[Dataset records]
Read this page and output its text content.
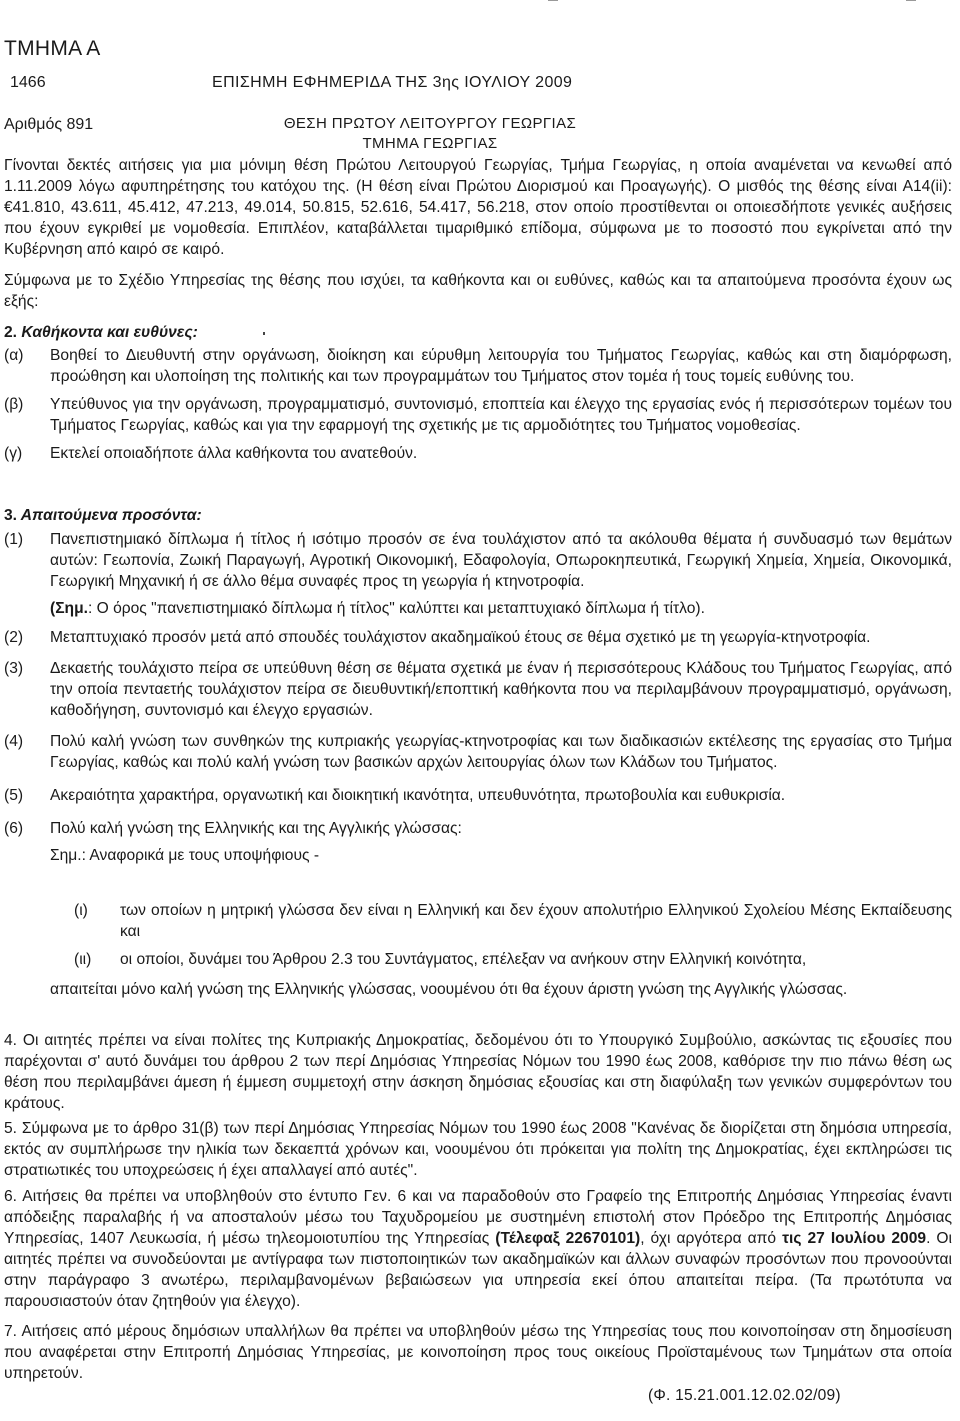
ΤΜΗΜΑ Α
1466	ΕΠΙΣΗΜΗ ΕΦΗΜΕΡΙΔΑ ΤΗΣ 3ης ΙΟΥΛΙΟΥ 2009
Αριθμός 891	ΘΕΣΗ ΠΡΩΤΟΥ ΛΕΙΤΟΥΡΓΟΥ ΓΕΩΡΓΙΑΣ
ΤΜΗΜΑ ΓΕΩΡΓΙΑΣ
Γίνονται δεκτές αιτήσεις για μια μόνιμη θέση Πρώτου Λειτουργού Γεωργίας, Τμήμα Γεωργίας, η οποία αναμένεται να κενωθεί από 1.11.2009 λόγω αφυπηρέτησης του κατόχου της. (Η θέση είναι Πρώτου Διορισμού και Προαγωγής). Ο μισθός της θέσης είναι Α14(ii): €41.810, 43.611, 45.412, 47.213, 49.014, 50.815, 52.616, 54.417, 56.218, στον οποίο προστίθενται οι οποιεσδήποτε γενικές αυξήσεις που έχουν εγκριθεί με νομοθεσία. Επιπλέον, καταβάλλεται τιμαριθμικό επίδομα, σύμφωνα με το ποσοστό που εγκρίνεται από την Κυβέρνηση από καιρό σε καιρό.
Σύμφωνα με το Σχέδιο Υπηρεσίας της θέσης που ισχύει, τα καθήκοντα και οι ευθύνες, καθώς και τα απαιτούμενα προσόντα έχουν ως εξής:
2. Καθήκοντα και ευθύνες:
(α)	Βοηθεί το Διευθυντή στην οργάνωση, διοίκηση και εύρυθμη λειτουργία του Τμήματος Γεωργίας, καθώς και στη διαμόρφωση, προώθηση και υλοποίηση της πολιτικής και των προγραμμάτων του Τμήματος στον τομέα ή τους τομείς ευθύνης του.
(β)	Υπεύθυνος για την οργάνωση, προγραμματισμό, συντονισμό, εποπτεία και έλεγχο της εργασίας ενός ή περισσότερων τομέων του Τμήματος Γεωργίας, καθώς και για την εφαρμογή της σχετικής με τις αρμοδιότητες του Τμήματος νομοθεσίας.
(γ)	Εκτελεί οποιαδήποτε άλλα καθήκοντα του ανατεθούν.
3. Απαιτούμενα προσόντα:
(1)	Πανεπιστημιακό δίπλωμα ή τίτλος ή ισότιμο προσόν σε ένα τουλάχιστον από τα ακόλουθα θέματα ή συνδυασμό των θεμάτων αυτών: Γεωπονία, Ζωική Παραγωγή, Αγροτική Οικονομική, Εδαφολογία, Οπωροκηπευτικά, Γεωργική Χημεία, Χημεία, Οικονομικά, Γεωργική Μηχανική ή σε άλλο θέμα συναφές προς τη γεωργία ή κτηνοτροφία.
(Σημ.: Ο όρος "πανεπιστημιακό δίπλωμα ή τίτλος" καλύπτει και μεταπτυχιακό δίπλωμα ή τίτλο).
(2)	Μεταπτυχιακό προσόν μετά από σπουδές τουλάχιστον ακαδημαϊκού έτους σε θέμα σχετικό με τη γεωργία-κτηνοτροφία.
(3)	Δεκαετής τουλάχιστο πείρα σε υπεύθυνη θέση σε θέματα σχετικά με έναν ή περισσότερους Κλάδους του Τμήματος Γεωργίας, από την οποία πενταετής τουλάχιστον πείρα σε διευθυντική/εποπτική καθήκοντα που να περιλαμβάνουν προγραμματισμό, οργάνωση, καθοδήγηση, συντονισμό και έλεγχο εργασιών.
(4)	Πολύ καλή γνώση των συνθηκών της κυπριακής γεωργίας-κτηνοτροφίας και των διαδικασιών εκτέλεσης της εργασίας στο Τμήμα Γεωργίας, καθώς και πολύ καλή γνώση των βασικών αρχών λειτουργίας όλων των Κλάδων του Τμήματος.
(5)	Ακεραιότητα χαρακτήρα, οργανωτική και διοικητική ικανότητα, υπευθυνότητα, πρωτοβουλία και ευθυκρισία.
(6)	Πολύ καλή γνώση της Ελληνικής και της Αγγλικής γλώσσας:
Σημ.: Αναφορικά με τους υποψήφιους -
(ι) των οποίων η μητρική γλώσσα δεν είναι η Ελληνική και δεν έχουν απολυτήριο Ελληνικού Σχολείου Μέσης Εκπαίδευσης και
(ιι) οι οποίοι, δυνάμει του Άρθρου 2.3 του Συντάγματος, επέλεξαν να ανήκουν στην Ελληνική κοινότητα,
απαιτείται μόνο καλή γνώση της Ελληνικής γλώσσας, νοουμένου ότι θα έχουν άριστη γνώση της Αγγλικής γλώσσας.
4. Οι αιτητές πρέπει να είναι πολίτες της Κυπριακής Δημοκρατίας, δεδομένου ότι το Υπουργικό Συμβούλιο, ασκώντας τις εξουσίες που παρέχονται σ' αυτό δυνάμει του άρθρου 2 των περί Δημόσιας Υπηρεσίας Νόμων του 1990 έως 2008, καθόρισε την πιο πάνω θέση ως θέση που περιλαμβάνει άμεση ή έμμεση συμμετοχή στην άσκηση δημόσιας εξουσίας και στη διαφύλαξη των γενικών συμφερόντων του κράτους.
5. Σύμφωνα με το άρθρο 31(β) των περί Δημόσιας Υπηρεσίας Νόμων του 1990 έως 2008 "Κανένας δε διορίζεται στη δημόσια υπηρεσία, εκτός αν συμπλήρωσε την ηλικία των δεκαεπτά χρόνων και, νοουμένου ότι πρόκειται για πολίτη της Δημοκρατίας, έχει εκπληρώσει τις στρατιωτικές του υποχρεώσεις ή έχει απαλλαγεί από αυτές".
6. Αιτήσεις θα πρέπει να υποβληθούν στο έντυπο Γεν. 6 και να παραδοθούν στο Γραφείο της Επιτροπής Δημόσιας Υπηρεσίας έναντι απόδειξης παραλαβής ή να αποσταλούν μέσω του Ταχυδρομείου με συστημένη επιστολή στον Πρόεδρο της Επιτροπής Δημόσιας Υπηρεσίας, 1407 Λευκωσία, ή μέσω τηλεομοιοτυπίου της Υπηρεσίας (Τέλεφαξ 22670101), όχι αργότερα από τις 27 Ιουλίου 2009. Οι αιτητές πρέπει να συνοδεύονται με αντίγραφα των πιστοποιητικών των ακαδημαϊκών και άλλων συναφών προσόντων που προνοούνται στην παράγραφο 3 ανωτέρω, περιλαμβανομένων βεβαιώσεων για υπηρεσία εκεί όπου απαιτείται πείρα. (Τα πρωτότυπα να παρουσιαστούν όταν ζητηθούν για έλεγχο).
7. Αιτήσεις από μέρους δημόσιων υπαλλήλων θα πρέπει να υποβληθούν μέσω της Υπηρεσίας τους που κοινοποίησαν στη δημοσίευση που αναφέρεται στην Επιτροπή Δημόσιας Υπηρεσίας, με κοινοποίηση προς τους οικείους Προϊσταμένους των Τμημάτων στα οποία υπηρετούν.
(Φ. 15.21.001.12.02.02/09)
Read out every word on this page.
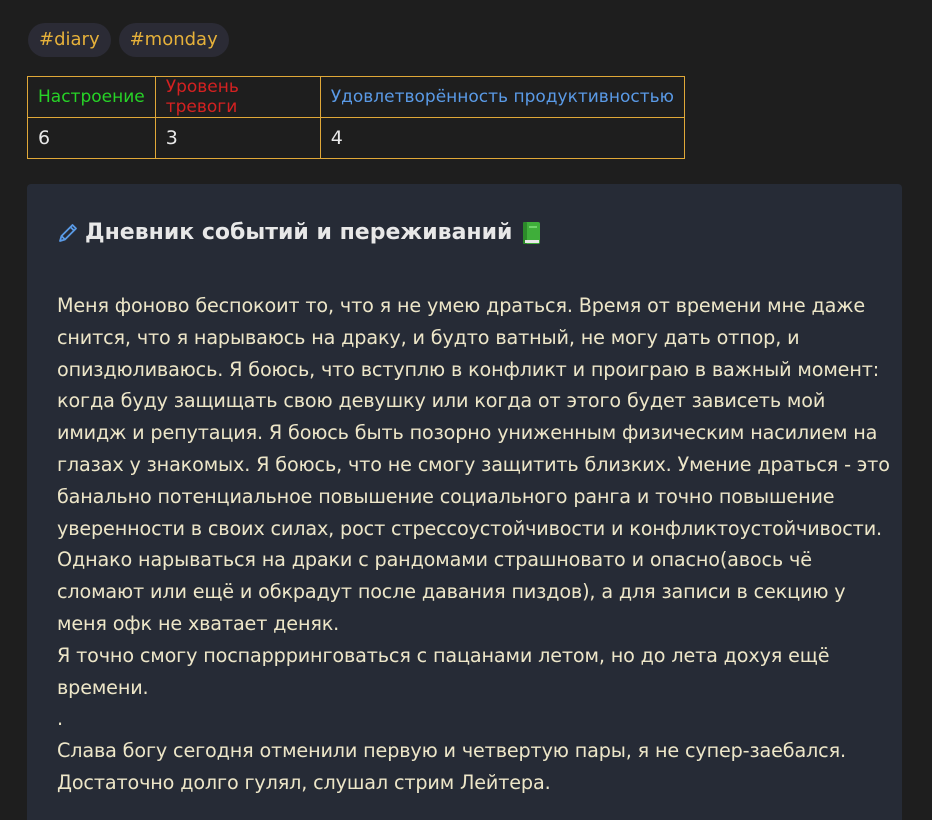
#diary	#monday
Настроение	Уровень тревоги	Удовлетворённость продуктивностью
6	3	4
Дневник событий и переживаний

Меня фоново беспокоит то, что я не умею драться. Время от времени мне даже снится, что я нарываюсь на драку, и будто ватный, не могу дать отпор, и опиздюливаюсь. Я боюсь, что вступлю в конфликт и проиграю в важный момент: когда буду защищать свою девушку или когда от этого будет зависеть мой имидж и репутация. Я боюсь быть позорно униженным физическим насилием на глазах у знакомых. Я боюсь, что не смогу защитить близких. Умение драться - это банально потенциальное повышение социального ранга и точно повышение уверенности в своих силах, рост стрессоустойчивости и конфликтоустойчивости. Однако нарываться на драки с рандомами страшновато и опасно(авось чё сломают или ещё и обкрадут после давания пиздов), а для записи в секцию у меня офк не хватает деняк.

Я точно смогу поспаррринговаться с пацанами летом, но до лета дохуя ещё времени.

.

Слава богу сегодня отменили первую и четвертую пары, я не супер-заебался. Достаточно долго гулял, слушал стрим Лейтера.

-- WHAT YOU SHOULD DO --
Return all lines containing the word "είναι".

-- RESULT BELOW --
Γίνονται δεκτές αιτήσεις για μια μόνιμη θέση Πρώτου Λειτουργού Γεωργίας, Τμήμα Γεωργίας, η οποία αναμένεται να κενωθεί από 1.11.2009 λόγω αφυπηρέτησης του κατόχου της. (Η θέση είναι Πρώτου Διορισμού και Προαγωγής). Ο μισθός της θέσης είναι Α14(ii): €41.810, 43.611, 45.412, 47.213, 49.014, 50.815, 52.616, 54.417, 56.218, στον οποίο προστίθενται οι οποιεσδήποτε γενικές αυξήσεις που έχουν εγκριθεί με νομοθεσία. Επιπλέον, καταβάλλεται τιμαριθμικό επίδομα, σύμφωνα με το ποσοστό που εγκρίνεται από την Κυβέρνηση από καιρό σε καιρό.
(ι) των οποίων η μητρική γλώσσα δεν είναι η Ελληνική και δεν έχουν απολυτήριο Ελληνικού Σχολείου Μέσης Εκπαίδευσης και
4. Οι αιτητές πρέπει να είναι πολίτες της Κυπριακής Δημοκρατίας, δεδομένου ότι το Υπουργικό Συμβούλιο, ασκώντας τις εξουσίες που παρέχονται σ' αυτό δυνάμει του άρθρου 2 των περί Δημόσιας Υπηρεσίας Νόμων του 1990 έως 2008, καθόρισε την πιο πάνω θέση ως θέση που περιλαμβάνει άμεση ή έμμεση συμμετοχή στην άσκηση δημόσιας εξουσίας και στη διαφύλαξη των γενικών συμφερόντων του κράτους.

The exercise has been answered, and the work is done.